GOAL: Every line of the material is to be quoted verbatim, minus the pictures.

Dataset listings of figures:
==================================================
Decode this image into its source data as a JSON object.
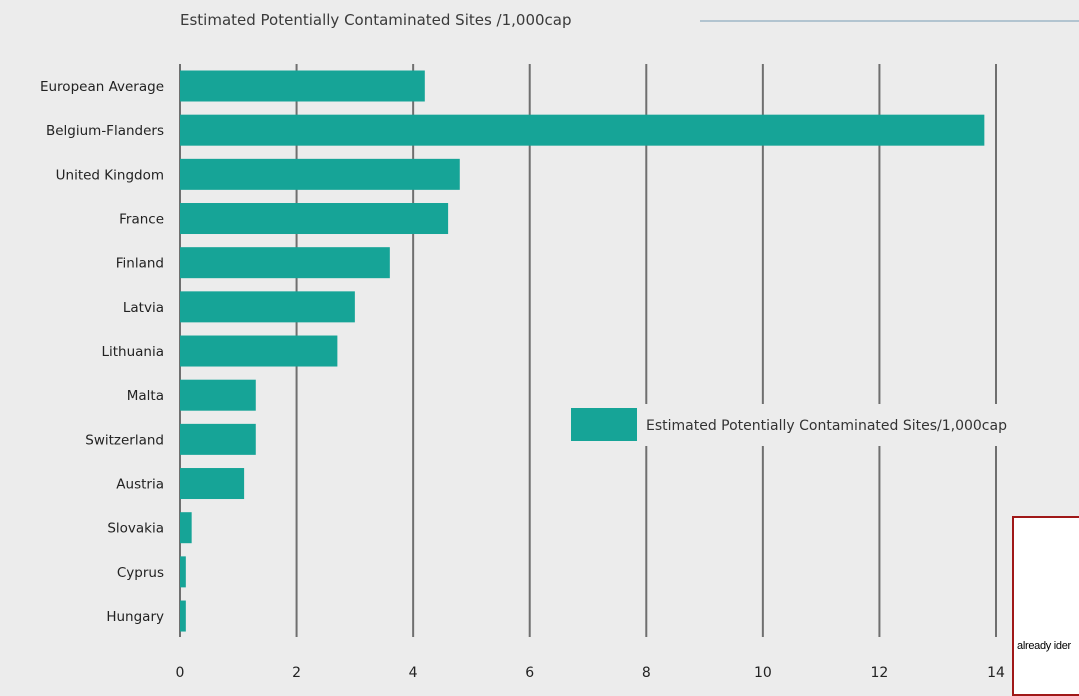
{
  "chart_data": {
    "type": "bar",
    "orientation": "horizontal",
    "title": "Estimated Potentially Contaminated Sites /1,000cap",
    "categories": [
      "European Average",
      "Belgium-Flanders",
      "United Kingdom",
      "France",
      "Finland",
      "Latvia",
      "Lithuania",
      "Malta",
      "Switzerland",
      "Austria",
      "Slovakia",
      "Cyprus",
      "Hungary"
    ],
    "series": [
      {
        "name": "Estimated Potentially Contaminated Sites/1,000cap",
        "values": [
          4.2,
          13.8,
          4.8,
          4.6,
          3.6,
          3.0,
          2.7,
          1.3,
          1.3,
          1.1,
          0.2,
          0.1,
          0.1
        ]
      }
    ],
    "xlim": [
      0,
      14
    ],
    "xticks": [
      0,
      2,
      4,
      6,
      8,
      10,
      12,
      14
    ],
    "grid": true,
    "legend_position": "right",
    "bar_color": "#16a497"
  },
  "popup": {
    "text": "already ider"
  }
}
==================================================
EXPECTED ANSWER:
Decode this image into its source data as a JSON object.
{
  "chart_data": {
    "type": "bar",
    "orientation": "horizontal",
    "title": "Estimated Potentially Contaminated Sites /1,000cap",
    "categories": [
      "European Average",
      "Belgium-Flanders",
      "United Kingdom",
      "France",
      "Finland",
      "Latvia",
      "Lithuania",
      "Malta",
      "Switzerland",
      "Austria",
      "Slovakia",
      "Cyprus",
      "Hungary"
    ],
    "series": [
      {
        "name": "Estimated Potentially Contaminated Sites/1,000cap",
        "values": [
          4.2,
          13.8,
          4.8,
          4.6,
          3.6,
          3.0,
          2.7,
          1.3,
          1.3,
          1.1,
          0.2,
          0.1,
          0.1
        ]
      }
    ],
    "xlim": [
      0,
      14
    ],
    "xticks": [
      0,
      2,
      4,
      6,
      8,
      10,
      12,
      14
    ],
    "grid": true,
    "legend_position": "right",
    "bar_color": "#16a497"
  },
  "popup": {
    "text": "already ider"
  }
}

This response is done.